§ **Exercise goal**
Report only the number of lines in the records that contain the word "subtitle".

start Material supplied

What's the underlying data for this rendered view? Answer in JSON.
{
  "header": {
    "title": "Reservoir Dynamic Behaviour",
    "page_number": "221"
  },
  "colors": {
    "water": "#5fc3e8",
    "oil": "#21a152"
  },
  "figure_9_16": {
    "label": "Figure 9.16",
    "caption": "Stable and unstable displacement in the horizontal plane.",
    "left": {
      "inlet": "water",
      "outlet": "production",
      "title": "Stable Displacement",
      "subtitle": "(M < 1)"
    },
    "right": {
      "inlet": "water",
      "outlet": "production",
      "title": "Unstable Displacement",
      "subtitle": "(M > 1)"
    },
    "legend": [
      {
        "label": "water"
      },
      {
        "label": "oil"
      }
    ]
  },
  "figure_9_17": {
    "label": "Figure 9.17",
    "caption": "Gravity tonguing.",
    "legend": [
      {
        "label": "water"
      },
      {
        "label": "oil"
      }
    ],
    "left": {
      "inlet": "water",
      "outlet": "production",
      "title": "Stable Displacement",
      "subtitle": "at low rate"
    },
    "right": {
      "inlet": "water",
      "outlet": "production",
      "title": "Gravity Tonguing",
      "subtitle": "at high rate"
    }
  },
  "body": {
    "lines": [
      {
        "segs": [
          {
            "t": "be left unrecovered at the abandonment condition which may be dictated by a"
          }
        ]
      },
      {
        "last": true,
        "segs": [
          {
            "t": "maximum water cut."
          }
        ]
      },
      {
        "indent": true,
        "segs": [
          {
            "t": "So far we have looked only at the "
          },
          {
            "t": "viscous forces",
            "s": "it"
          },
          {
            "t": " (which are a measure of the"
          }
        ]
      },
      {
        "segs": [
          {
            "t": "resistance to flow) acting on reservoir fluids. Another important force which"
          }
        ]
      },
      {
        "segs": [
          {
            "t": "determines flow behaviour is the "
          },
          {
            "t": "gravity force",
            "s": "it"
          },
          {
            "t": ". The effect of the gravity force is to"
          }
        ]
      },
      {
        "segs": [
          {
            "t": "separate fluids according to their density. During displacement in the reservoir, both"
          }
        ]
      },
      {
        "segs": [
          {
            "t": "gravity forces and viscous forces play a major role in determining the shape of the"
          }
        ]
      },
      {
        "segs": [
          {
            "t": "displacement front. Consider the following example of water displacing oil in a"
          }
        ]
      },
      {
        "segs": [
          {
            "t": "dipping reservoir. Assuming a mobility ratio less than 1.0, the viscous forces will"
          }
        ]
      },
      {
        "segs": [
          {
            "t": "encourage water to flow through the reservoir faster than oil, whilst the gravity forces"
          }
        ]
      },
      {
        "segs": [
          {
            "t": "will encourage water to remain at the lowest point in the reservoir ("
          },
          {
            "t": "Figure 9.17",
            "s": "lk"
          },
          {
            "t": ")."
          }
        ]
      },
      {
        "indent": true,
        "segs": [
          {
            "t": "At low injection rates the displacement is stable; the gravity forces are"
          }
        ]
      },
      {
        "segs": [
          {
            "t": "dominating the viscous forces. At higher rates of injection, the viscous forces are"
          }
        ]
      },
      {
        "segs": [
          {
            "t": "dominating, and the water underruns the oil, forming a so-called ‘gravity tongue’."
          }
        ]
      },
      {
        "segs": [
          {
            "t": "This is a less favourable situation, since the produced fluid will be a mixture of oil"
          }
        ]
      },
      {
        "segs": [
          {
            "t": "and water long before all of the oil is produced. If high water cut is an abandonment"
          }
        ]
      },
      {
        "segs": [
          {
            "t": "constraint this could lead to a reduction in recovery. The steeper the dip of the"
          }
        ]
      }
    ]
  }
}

end Material supplied

§ **Solution to this problem**
4